╭─ Dataset extract

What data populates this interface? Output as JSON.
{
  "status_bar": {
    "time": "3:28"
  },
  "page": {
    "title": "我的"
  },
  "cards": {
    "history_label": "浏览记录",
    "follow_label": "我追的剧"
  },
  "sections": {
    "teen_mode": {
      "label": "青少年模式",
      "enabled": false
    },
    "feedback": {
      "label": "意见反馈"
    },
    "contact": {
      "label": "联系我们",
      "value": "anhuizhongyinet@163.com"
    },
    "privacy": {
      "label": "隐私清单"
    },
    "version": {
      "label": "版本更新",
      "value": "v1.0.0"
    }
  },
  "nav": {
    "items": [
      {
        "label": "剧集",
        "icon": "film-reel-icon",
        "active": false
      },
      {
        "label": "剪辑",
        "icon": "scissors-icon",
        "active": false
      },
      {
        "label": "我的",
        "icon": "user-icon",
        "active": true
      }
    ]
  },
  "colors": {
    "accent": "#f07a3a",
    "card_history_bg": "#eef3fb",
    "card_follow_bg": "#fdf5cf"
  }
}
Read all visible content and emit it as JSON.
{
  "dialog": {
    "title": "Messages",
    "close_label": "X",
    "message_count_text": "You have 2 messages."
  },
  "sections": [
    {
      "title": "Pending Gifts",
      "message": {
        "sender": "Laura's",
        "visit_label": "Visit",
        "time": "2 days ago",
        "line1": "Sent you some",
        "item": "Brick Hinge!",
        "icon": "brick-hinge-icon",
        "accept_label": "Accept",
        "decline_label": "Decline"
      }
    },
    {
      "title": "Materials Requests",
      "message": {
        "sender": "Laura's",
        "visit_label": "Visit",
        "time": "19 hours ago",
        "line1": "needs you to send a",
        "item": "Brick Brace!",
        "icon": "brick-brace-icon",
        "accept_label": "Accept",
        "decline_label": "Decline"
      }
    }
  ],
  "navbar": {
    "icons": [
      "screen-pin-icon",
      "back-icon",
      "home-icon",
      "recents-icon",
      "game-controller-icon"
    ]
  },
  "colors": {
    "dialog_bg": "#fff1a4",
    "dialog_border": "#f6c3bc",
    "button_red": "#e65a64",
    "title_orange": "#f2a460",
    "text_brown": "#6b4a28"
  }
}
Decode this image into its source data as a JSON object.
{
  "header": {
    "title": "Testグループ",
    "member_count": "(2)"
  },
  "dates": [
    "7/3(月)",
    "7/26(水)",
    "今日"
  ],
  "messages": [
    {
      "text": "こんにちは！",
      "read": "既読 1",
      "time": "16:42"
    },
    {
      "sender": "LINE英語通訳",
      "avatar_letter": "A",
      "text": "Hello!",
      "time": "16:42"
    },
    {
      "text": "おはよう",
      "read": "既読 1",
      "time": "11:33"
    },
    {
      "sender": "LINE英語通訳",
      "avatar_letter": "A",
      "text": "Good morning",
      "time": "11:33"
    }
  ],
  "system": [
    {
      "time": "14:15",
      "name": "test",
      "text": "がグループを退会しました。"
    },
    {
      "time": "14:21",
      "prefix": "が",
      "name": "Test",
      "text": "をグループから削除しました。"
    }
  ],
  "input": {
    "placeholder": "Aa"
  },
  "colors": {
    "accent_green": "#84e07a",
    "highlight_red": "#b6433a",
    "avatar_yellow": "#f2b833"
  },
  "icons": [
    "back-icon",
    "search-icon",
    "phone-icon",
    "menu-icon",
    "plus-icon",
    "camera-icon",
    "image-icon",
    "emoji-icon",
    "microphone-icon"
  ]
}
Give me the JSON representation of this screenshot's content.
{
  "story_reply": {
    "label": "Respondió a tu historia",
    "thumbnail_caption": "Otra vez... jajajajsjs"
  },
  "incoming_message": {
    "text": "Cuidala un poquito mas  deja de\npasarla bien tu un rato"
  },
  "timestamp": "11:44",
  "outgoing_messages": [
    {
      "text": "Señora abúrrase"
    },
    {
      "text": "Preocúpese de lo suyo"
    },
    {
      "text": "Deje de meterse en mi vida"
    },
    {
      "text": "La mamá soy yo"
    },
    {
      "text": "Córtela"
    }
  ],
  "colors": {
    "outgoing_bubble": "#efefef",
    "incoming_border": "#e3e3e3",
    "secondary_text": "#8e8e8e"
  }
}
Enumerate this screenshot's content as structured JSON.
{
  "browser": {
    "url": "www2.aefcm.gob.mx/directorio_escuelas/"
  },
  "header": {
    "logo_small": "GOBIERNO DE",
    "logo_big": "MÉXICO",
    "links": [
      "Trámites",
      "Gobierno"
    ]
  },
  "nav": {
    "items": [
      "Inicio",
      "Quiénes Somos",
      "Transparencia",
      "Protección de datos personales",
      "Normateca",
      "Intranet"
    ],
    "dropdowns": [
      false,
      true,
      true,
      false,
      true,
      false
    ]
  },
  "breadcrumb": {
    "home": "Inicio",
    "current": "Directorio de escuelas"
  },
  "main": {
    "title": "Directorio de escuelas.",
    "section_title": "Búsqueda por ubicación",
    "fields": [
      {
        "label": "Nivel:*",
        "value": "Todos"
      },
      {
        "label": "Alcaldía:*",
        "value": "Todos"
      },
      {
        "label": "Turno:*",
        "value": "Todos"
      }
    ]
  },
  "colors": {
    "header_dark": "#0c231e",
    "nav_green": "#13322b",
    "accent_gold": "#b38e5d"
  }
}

╰─

Exercise goal – Determine how many lines include the string "JSON". Give no answer but the number.

Written solution – 5